## Your goal
Return the count of lines with the string "people" in them, and nothing else.

* Start Data rows *

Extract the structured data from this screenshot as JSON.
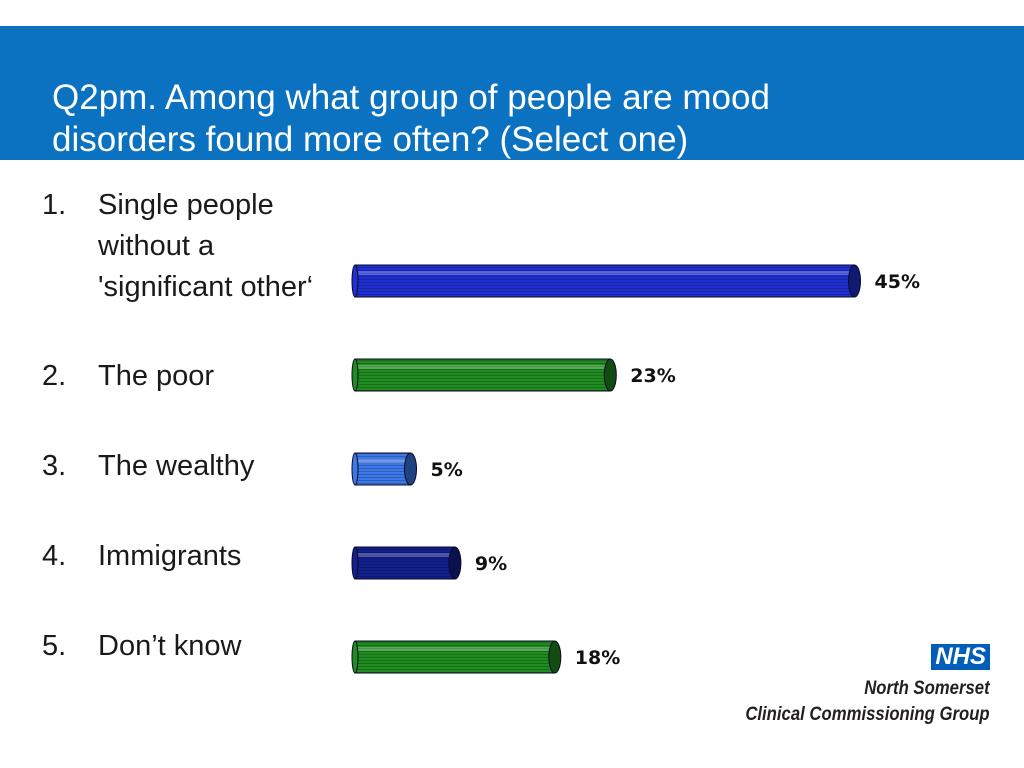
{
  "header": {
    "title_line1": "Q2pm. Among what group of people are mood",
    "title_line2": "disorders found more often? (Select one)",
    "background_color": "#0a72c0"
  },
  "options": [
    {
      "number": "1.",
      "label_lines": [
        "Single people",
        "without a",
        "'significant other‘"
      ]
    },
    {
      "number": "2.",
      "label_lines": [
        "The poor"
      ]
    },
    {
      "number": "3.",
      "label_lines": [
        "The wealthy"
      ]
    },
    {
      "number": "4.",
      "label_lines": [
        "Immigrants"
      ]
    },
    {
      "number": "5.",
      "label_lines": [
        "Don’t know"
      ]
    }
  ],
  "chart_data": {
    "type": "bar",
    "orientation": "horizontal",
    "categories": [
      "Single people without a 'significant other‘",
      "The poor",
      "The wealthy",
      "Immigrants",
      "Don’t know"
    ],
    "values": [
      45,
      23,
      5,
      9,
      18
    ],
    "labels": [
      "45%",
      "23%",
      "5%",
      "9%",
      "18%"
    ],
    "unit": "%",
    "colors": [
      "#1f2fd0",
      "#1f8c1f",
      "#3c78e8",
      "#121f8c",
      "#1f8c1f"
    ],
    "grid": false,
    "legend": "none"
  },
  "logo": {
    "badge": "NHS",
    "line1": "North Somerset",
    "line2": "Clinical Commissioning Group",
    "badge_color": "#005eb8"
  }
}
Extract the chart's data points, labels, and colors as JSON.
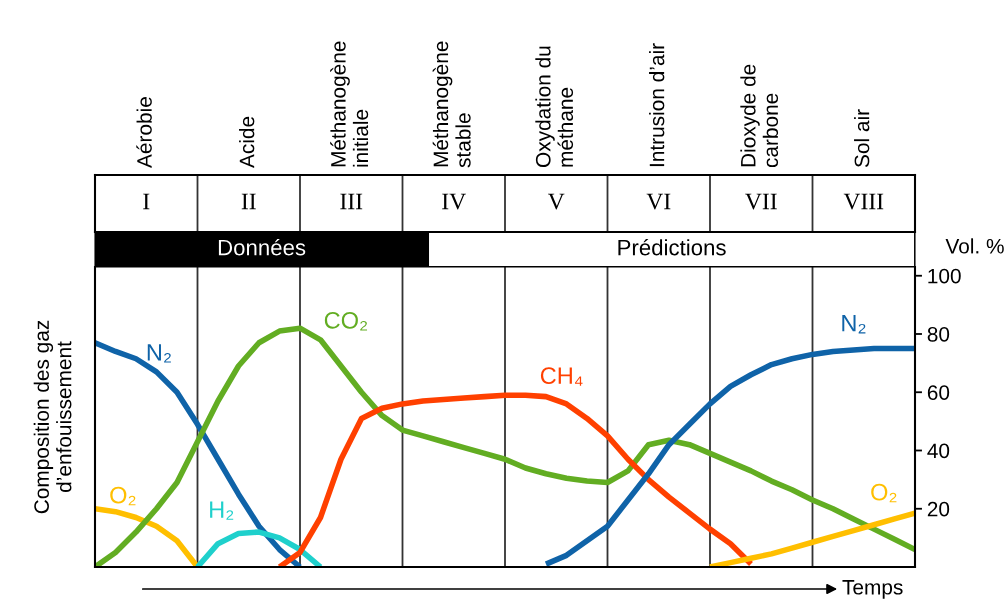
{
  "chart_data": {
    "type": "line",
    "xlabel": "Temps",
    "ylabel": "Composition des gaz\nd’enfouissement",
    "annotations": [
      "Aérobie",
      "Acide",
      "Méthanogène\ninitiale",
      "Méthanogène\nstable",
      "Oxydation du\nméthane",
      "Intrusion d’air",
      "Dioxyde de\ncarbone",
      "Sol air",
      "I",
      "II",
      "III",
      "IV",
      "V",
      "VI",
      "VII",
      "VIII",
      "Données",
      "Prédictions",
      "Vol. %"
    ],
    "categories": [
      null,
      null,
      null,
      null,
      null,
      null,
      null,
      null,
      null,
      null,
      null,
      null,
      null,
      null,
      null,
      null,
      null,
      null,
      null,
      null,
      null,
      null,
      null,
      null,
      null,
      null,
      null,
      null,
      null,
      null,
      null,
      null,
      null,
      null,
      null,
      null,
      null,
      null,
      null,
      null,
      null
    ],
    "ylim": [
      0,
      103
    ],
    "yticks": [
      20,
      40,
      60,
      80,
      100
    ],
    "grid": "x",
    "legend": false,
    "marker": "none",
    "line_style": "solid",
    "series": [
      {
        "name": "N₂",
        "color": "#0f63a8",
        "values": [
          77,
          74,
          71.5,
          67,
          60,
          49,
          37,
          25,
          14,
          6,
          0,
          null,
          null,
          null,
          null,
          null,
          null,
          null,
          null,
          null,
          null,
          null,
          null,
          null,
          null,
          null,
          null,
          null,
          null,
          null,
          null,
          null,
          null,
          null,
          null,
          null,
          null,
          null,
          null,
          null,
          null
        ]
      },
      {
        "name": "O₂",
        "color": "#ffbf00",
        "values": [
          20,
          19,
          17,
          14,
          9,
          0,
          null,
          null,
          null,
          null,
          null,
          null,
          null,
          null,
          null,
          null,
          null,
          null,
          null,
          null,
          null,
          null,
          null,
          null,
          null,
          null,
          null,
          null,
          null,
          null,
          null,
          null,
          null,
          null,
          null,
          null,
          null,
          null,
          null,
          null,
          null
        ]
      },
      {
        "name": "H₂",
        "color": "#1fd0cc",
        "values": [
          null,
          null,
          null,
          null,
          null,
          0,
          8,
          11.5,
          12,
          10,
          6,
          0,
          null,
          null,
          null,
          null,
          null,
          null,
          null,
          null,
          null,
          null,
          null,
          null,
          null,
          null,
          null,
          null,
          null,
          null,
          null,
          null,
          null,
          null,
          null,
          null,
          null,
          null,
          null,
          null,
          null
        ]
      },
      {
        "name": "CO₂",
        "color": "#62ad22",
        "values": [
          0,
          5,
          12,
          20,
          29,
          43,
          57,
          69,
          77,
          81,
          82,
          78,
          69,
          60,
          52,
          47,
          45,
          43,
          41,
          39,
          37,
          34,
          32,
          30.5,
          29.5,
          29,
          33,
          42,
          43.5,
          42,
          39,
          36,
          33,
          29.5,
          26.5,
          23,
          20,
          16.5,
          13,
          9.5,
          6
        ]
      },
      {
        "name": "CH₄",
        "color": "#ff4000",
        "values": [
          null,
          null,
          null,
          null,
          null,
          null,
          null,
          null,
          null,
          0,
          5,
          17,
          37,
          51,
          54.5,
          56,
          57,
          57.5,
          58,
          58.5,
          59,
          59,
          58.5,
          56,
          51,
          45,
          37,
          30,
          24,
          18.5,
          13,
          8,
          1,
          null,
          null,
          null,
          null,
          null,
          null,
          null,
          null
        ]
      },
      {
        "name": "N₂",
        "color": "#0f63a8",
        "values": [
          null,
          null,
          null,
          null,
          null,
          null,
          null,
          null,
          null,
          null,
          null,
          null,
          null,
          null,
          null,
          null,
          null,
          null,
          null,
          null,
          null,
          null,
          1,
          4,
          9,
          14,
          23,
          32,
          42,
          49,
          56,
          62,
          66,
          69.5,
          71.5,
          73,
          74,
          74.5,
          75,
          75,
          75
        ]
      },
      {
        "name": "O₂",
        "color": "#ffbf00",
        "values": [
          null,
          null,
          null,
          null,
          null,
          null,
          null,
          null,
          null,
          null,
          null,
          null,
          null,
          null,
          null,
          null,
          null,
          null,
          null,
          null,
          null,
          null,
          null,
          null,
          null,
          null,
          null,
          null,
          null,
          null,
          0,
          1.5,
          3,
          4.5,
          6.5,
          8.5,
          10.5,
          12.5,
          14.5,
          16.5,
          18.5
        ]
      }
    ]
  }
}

* End Data rows *
* Start Data rows *

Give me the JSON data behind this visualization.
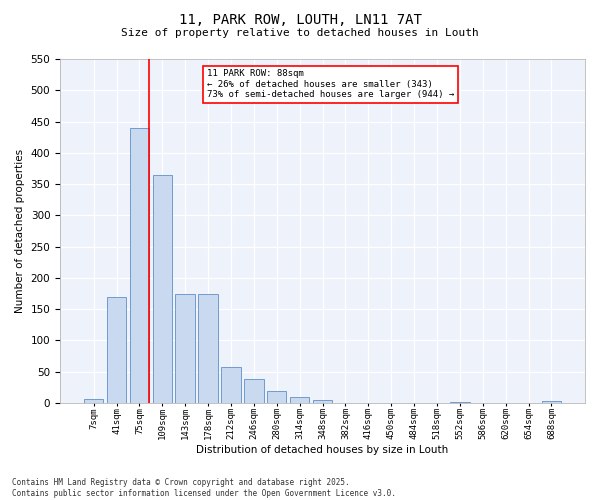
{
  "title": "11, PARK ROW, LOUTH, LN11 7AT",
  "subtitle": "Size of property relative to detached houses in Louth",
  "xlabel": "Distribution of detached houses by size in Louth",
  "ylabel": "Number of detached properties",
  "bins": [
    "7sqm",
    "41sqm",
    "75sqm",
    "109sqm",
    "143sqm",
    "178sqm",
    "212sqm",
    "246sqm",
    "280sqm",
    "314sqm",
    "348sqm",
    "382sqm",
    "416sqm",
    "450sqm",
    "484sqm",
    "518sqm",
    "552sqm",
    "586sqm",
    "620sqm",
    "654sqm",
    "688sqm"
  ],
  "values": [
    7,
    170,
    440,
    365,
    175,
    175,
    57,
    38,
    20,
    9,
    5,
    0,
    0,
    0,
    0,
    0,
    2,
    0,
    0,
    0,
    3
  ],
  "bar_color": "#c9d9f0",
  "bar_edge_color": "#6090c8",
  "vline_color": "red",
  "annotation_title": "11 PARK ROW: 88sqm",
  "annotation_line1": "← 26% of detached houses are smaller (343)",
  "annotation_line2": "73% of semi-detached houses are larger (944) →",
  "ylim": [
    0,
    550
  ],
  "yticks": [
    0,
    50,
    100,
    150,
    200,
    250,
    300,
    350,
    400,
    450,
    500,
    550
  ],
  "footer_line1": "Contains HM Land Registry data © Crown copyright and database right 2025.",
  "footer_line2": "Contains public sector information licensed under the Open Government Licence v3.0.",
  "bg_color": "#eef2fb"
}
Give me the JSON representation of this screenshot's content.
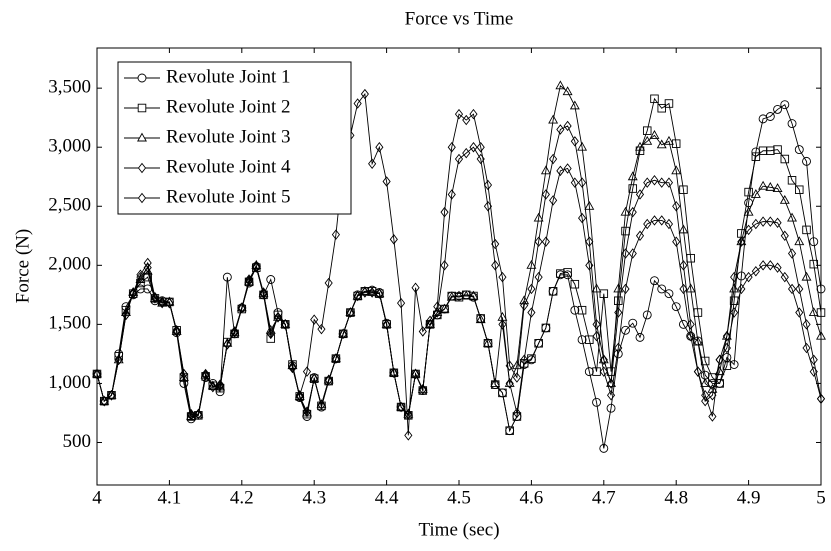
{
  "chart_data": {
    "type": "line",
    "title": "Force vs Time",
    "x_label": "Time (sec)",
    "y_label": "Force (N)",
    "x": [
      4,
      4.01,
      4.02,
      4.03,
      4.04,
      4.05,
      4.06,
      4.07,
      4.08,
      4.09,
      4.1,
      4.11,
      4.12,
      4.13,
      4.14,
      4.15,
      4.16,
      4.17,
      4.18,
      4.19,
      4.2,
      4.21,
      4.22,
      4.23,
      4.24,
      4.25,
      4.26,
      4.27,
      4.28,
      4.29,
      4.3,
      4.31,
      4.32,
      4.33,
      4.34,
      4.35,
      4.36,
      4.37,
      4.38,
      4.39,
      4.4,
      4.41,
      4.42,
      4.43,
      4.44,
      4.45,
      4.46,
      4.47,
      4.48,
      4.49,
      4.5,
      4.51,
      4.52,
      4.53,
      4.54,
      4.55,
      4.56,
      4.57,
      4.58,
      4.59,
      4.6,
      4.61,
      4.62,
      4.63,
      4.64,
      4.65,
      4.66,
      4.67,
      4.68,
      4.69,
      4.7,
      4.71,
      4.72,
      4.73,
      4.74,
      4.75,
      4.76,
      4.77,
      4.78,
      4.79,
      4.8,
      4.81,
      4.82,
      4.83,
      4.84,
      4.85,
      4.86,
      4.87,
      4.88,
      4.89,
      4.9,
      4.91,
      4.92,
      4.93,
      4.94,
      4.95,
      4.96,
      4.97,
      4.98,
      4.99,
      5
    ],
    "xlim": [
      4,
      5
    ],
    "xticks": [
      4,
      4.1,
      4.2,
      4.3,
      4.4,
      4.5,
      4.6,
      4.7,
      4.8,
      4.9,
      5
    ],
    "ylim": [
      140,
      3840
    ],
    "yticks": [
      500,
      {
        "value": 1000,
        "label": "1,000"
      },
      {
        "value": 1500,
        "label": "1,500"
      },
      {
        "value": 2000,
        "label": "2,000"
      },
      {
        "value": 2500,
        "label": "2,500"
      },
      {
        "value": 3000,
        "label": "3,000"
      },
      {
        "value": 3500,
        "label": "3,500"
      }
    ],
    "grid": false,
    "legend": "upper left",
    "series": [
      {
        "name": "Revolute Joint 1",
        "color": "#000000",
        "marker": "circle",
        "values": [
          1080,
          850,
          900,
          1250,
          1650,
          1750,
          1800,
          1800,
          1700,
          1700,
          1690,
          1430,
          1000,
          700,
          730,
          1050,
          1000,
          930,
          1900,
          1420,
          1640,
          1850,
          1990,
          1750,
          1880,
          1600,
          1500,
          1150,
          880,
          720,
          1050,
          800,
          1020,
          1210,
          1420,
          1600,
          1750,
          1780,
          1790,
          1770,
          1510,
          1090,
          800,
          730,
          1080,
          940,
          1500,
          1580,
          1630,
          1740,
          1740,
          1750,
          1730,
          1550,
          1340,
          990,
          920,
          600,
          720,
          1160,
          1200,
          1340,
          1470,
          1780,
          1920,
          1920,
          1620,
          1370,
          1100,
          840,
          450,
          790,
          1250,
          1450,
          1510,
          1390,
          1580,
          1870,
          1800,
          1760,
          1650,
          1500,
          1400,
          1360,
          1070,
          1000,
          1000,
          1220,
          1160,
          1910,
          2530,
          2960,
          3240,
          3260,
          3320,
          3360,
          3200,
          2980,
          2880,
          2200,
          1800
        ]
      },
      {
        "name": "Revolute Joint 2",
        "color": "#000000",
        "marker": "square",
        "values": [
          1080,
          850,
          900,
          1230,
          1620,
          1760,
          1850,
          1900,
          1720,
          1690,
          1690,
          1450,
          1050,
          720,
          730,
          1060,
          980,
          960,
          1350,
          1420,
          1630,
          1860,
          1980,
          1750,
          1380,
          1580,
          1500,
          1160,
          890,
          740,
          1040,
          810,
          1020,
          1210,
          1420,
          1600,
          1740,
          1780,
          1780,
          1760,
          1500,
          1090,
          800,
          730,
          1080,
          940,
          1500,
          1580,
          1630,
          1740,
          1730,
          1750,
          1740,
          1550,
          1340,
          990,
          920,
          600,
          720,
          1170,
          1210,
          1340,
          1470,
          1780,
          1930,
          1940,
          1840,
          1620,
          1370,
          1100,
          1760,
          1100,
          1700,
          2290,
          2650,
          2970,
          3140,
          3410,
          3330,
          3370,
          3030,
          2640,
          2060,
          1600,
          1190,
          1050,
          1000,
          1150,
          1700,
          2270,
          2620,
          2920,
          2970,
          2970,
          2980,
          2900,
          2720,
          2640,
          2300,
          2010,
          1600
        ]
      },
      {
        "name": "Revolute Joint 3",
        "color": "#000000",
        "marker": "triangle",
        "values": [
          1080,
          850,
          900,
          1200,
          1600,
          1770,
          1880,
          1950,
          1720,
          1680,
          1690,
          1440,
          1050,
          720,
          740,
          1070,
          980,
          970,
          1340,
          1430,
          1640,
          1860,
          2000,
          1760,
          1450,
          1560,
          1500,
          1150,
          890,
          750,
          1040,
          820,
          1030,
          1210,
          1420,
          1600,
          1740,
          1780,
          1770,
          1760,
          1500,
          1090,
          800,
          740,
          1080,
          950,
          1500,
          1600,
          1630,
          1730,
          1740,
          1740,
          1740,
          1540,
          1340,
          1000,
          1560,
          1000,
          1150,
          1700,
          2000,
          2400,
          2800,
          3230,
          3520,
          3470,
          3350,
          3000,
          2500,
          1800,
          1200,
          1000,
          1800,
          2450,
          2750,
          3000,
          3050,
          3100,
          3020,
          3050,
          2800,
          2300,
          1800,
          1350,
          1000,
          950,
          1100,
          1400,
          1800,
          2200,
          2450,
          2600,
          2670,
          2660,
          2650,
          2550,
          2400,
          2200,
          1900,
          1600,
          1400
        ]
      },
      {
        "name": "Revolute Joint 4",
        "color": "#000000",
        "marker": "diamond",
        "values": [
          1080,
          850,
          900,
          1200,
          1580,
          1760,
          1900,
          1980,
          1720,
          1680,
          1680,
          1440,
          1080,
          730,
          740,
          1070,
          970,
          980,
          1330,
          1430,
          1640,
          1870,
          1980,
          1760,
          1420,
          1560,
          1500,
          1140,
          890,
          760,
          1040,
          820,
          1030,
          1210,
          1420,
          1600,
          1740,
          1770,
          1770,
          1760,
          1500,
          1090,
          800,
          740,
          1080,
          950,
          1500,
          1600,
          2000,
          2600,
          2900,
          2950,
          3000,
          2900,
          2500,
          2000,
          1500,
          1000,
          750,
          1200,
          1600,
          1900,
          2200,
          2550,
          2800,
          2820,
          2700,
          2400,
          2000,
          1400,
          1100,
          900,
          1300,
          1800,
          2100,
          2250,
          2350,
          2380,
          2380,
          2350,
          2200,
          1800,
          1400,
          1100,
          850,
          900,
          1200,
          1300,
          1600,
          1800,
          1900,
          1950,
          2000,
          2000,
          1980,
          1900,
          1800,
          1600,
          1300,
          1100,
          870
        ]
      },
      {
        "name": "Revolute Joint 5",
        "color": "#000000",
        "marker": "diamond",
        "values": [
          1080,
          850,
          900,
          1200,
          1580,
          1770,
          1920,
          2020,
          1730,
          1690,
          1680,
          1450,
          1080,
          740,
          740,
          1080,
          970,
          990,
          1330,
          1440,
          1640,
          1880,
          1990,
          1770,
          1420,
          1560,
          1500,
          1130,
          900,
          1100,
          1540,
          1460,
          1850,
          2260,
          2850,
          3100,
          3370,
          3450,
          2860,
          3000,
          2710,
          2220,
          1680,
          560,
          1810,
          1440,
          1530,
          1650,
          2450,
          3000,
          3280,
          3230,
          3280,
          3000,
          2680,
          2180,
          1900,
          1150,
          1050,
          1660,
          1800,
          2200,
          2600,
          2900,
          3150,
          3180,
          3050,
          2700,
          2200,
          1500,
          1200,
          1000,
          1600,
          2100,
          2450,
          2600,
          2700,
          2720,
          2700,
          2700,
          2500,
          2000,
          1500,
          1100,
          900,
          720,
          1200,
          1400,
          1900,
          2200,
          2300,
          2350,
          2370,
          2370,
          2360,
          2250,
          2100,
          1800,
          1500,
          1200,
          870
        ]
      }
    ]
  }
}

* End Data rows *
* Start Data rows *

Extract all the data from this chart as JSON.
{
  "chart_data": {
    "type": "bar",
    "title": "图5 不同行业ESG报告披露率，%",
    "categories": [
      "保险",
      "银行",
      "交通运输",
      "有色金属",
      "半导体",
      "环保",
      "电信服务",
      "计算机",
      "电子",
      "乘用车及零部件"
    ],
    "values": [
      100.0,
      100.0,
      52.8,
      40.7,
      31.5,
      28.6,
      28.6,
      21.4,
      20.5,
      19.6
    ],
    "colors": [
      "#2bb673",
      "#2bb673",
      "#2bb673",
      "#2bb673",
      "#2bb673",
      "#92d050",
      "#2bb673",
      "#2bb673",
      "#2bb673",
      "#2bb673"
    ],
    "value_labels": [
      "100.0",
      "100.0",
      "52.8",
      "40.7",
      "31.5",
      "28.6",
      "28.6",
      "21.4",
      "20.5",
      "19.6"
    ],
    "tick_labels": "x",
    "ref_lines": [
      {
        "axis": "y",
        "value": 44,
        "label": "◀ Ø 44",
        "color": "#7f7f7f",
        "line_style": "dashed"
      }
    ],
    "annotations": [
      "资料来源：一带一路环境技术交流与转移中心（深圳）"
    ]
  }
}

* End Data rows *

## Complete answer
3